## [TASK DETAILS]
Output all the material that follows, exactly as given.

Dataset listings of figures:
=-=-=-=-=
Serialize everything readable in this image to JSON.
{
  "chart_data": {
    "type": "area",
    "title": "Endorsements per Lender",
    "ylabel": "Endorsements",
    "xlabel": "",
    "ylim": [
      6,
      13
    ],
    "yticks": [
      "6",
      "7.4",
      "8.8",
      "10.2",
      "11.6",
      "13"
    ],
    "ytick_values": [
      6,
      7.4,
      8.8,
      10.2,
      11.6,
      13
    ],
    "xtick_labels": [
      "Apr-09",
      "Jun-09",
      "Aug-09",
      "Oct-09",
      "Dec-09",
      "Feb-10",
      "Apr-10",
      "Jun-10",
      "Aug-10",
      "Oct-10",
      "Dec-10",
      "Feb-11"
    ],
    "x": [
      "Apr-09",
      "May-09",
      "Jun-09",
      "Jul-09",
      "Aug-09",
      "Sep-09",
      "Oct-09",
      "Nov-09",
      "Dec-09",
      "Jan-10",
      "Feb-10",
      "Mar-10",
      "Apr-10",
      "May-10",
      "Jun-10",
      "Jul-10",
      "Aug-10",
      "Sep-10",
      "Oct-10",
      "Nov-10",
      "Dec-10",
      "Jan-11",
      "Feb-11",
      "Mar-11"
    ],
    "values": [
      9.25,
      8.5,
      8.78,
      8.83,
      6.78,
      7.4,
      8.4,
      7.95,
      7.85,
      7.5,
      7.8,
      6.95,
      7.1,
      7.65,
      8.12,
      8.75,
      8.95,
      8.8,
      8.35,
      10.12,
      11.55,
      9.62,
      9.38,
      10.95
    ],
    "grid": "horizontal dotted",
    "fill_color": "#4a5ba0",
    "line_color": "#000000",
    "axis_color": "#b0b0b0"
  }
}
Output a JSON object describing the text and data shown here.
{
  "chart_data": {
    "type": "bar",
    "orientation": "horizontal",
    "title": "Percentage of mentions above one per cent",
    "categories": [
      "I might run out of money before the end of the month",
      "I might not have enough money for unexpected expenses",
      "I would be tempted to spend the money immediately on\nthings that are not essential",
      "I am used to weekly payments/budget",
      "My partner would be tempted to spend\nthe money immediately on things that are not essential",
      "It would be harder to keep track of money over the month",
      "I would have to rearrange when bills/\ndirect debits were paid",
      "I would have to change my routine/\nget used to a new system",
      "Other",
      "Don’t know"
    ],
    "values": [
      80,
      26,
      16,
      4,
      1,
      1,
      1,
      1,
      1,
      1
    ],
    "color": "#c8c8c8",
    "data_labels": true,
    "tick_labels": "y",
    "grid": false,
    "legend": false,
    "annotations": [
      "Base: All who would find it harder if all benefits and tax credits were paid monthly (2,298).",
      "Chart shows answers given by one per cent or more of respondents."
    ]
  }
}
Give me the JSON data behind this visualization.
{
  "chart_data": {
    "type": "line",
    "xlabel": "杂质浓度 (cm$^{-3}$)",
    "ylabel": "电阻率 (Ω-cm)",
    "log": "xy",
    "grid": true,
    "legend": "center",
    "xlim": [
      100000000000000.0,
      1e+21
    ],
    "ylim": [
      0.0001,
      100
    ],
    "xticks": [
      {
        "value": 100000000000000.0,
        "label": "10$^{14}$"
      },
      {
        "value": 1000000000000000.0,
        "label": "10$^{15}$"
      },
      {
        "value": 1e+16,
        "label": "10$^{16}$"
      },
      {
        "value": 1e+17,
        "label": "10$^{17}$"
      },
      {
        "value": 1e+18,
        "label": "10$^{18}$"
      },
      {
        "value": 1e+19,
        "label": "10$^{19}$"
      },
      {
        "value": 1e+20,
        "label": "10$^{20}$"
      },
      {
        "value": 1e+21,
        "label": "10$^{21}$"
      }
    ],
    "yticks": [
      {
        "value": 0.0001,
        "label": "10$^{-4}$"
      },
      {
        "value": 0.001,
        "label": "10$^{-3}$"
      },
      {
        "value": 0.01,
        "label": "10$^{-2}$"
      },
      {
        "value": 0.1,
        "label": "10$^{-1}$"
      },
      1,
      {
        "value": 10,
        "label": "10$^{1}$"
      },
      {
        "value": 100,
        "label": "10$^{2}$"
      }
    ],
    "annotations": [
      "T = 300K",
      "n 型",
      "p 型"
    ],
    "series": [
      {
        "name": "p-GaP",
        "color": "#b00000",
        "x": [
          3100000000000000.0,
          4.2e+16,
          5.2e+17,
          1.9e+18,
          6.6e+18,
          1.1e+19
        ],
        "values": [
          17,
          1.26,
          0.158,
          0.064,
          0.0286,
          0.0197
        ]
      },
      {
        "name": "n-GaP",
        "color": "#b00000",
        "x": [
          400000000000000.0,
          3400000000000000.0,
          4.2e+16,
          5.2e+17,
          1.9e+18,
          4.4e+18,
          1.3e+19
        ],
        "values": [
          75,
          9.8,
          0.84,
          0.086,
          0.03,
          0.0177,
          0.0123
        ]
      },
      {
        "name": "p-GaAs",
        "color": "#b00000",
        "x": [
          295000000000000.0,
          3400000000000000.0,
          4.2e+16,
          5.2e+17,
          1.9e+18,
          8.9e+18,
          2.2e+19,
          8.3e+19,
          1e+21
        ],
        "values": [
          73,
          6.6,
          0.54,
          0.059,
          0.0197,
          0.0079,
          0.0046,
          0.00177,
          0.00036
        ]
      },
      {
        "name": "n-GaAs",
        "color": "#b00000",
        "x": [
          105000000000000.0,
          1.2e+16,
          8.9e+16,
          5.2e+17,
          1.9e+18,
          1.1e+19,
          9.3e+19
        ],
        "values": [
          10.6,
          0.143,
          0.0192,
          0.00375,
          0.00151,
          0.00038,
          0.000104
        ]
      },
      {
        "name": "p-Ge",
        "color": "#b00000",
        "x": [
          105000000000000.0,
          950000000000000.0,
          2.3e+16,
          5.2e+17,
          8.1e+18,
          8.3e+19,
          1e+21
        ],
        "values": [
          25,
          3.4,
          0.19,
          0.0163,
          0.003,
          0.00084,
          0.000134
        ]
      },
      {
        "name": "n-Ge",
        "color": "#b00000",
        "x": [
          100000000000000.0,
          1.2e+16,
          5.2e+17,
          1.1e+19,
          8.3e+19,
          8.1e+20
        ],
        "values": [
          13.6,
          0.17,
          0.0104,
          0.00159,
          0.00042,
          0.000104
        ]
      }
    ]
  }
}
=-=-=-=-=
## [SOLUTION TO THIS EXERCISE]
Serialize everything readable in this image to JSON.
{
  "chart_data": {
    "type": "area",
    "title": "Endorsements per Lender",
    "ylabel": "Endorsements",
    "xlabel": "",
    "ylim": [
      6,
      13
    ],
    "yticks": [
      "6",
      "7.4",
      "8.8",
      "10.2",
      "11.6",
      "13"
    ],
    "ytick_values": [
      6,
      7.4,
      8.8,
      10.2,
      11.6,
      13
    ],
    "xtick_labels": [
      "Apr-09",
      "Jun-09",
      "Aug-09",
      "Oct-09",
      "Dec-09",
      "Feb-10",
      "Apr-10",
      "Jun-10",
      "Aug-10",
      "Oct-10",
      "Dec-10",
      "Feb-11"
    ],
    "x": [
      "Apr-09",
      "May-09",
      "Jun-09",
      "Jul-09",
      "Aug-09",
      "Sep-09",
      "Oct-09",
      "Nov-09",
      "Dec-09",
      "Jan-10",
      "Feb-10",
      "Mar-10",
      "Apr-10",
      "May-10",
      "Jun-10",
      "Jul-10",
      "Aug-10",
      "Sep-10",
      "Oct-10",
      "Nov-10",
      "Dec-10",
      "Jan-11",
      "Feb-11",
      "Mar-11"
    ],
    "values": [
      9.25,
      8.5,
      8.78,
      8.83,
      6.78,
      7.4,
      8.4,
      7.95,
      7.85,
      7.5,
      7.8,
      6.95,
      7.1,
      7.65,
      8.12,
      8.75,
      8.95,
      8.8,
      8.35,
      10.12,
      11.55,
      9.62,
      9.38,
      10.95
    ],
    "grid": "horizontal dotted",
    "fill_color": "#4a5ba0",
    "line_color": "#000000",
    "axis_color": "#b0b0b0"
  }
}
Output a JSON object describing the text and data shown here.
{
  "chart_data": {
    "type": "bar",
    "orientation": "horizontal",
    "title": "Percentage of mentions above one per cent",
    "categories": [
      "I might run out of money before the end of the month",
      "I might not have enough money for unexpected expenses",
      "I would be tempted to spend the money immediately on\nthings that are not essential",
      "I am used to weekly payments/budget",
      "My partner would be tempted to spend\nthe money immediately on things that are not essential",
      "It would be harder to keep track of money over the month",
      "I would have to rearrange when bills/\ndirect debits were paid",
      "I would have to change my routine/\nget used to a new system",
      "Other",
      "Don’t know"
    ],
    "values": [
      80,
      26,
      16,
      4,
      1,
      1,
      1,
      1,
      1,
      1
    ],
    "color": "#c8c8c8",
    "data_labels": true,
    "tick_labels": "y",
    "grid": false,
    "legend": false,
    "annotations": [
      "Base: All who would find it harder if all benefits and tax credits were paid monthly (2,298).",
      "Chart shows answers given by one per cent or more of respondents."
    ]
  }
}
Give me the JSON data behind this visualization.
{
  "chart_data": {
    "type": "line",
    "xlabel": "杂质浓度 (cm$^{-3}$)",
    "ylabel": "电阻率 (Ω-cm)",
    "log": "xy",
    "grid": true,
    "legend": "center",
    "xlim": [
      100000000000000.0,
      1e+21
    ],
    "ylim": [
      0.0001,
      100
    ],
    "xticks": [
      {
        "value": 100000000000000.0,
        "label": "10$^{14}$"
      },
      {
        "value": 1000000000000000.0,
        "label": "10$^{15}$"
      },
      {
        "value": 1e+16,
        "label": "10$^{16}$"
      },
      {
        "value": 1e+17,
        "label": "10$^{17}$"
      },
      {
        "value": 1e+18,
        "label": "10$^{18}$"
      },
      {
        "value": 1e+19,
        "label": "10$^{19}$"
      },
      {
        "value": 1e+20,
        "label": "10$^{20}$"
      },
      {
        "value": 1e+21,
        "label": "10$^{21}$"
      }
    ],
    "yticks": [
      {
        "value": 0.0001,
        "label": "10$^{-4}$"
      },
      {
        "value": 0.001,
        "label": "10$^{-3}$"
      },
      {
        "value": 0.01,
        "label": "10$^{-2}$"
      },
      {
        "value": 0.1,
        "label": "10$^{-1}$"
      },
      1,
      {
        "value": 10,
        "label": "10$^{1}$"
      },
      {
        "value": 100,
        "label": "10$^{2}$"
      }
    ],
    "annotations": [
      "T = 300K",
      "n 型",
      "p 型"
    ],
    "series": [
      {
        "name": "p-GaP",
        "color": "#b00000",
        "x": [
          3100000000000000.0,
          4.2e+16,
          5.2e+17,
          1.9e+18,
          6.6e+18,
          1.1e+19
        ],
        "values": [
          17,
          1.26,
          0.158,
          0.064,
          0.0286,
          0.0197
        ]
      },
      {
        "name": "n-GaP",
        "color": "#b00000",
        "x": [
          400000000000000.0,
          3400000000000000.0,
          4.2e+16,
          5.2e+17,
          1.9e+18,
          4.4e+18,
          1.3e+19
        ],
        "values": [
          75,
          9.8,
          0.84,
          0.086,
          0.03,
          0.0177,
          0.0123
        ]
      },
      {
        "name": "p-GaAs",
        "color": "#b00000",
        "x": [
          295000000000000.0,
          3400000000000000.0,
          4.2e+16,
          5.2e+17,
          1.9e+18,
          8.9e+18,
          2.2e+19,
          8.3e+19,
          1e+21
        ],
        "values": [
          73,
          6.6,
          0.54,
          0.059,
          0.0197,
          0.0079,
          0.0046,
          0.00177,
          0.00036
        ]
      },
      {
        "name": "n-GaAs",
        "color": "#b00000",
        "x": [
          105000000000000.0,
          1.2e+16,
          8.9e+16,
          5.2e+17,
          1.9e+18,
          1.1e+19,
          9.3e+19
        ],
        "values": [
          10.6,
          0.143,
          0.0192,
          0.00375,
          0.00151,
          0.00038,
          0.000104
        ]
      },
      {
        "name": "p-Ge",
        "color": "#b00000",
        "x": [
          105000000000000.0,
          950000000000000.0,
          2.3e+16,
          5.2e+17,
          8.1e+18,
          8.3e+19,
          1e+21
        ],
        "values": [
          25,
          3.4,
          0.19,
          0.0163,
          0.003,
          0.00084,
          0.000134
        ]
      },
      {
        "name": "n-Ge",
        "color": "#b00000",
        "x": [
          100000000000000.0,
          1.2e+16,
          5.2e+17,
          1.1e+19,
          8.3e+19,
          8.1e+20
        ],
        "values": [
          13.6,
          0.17,
          0.0104,
          0.00159,
          0.00042,
          0.000104
        ]
      }
    ]
  }
}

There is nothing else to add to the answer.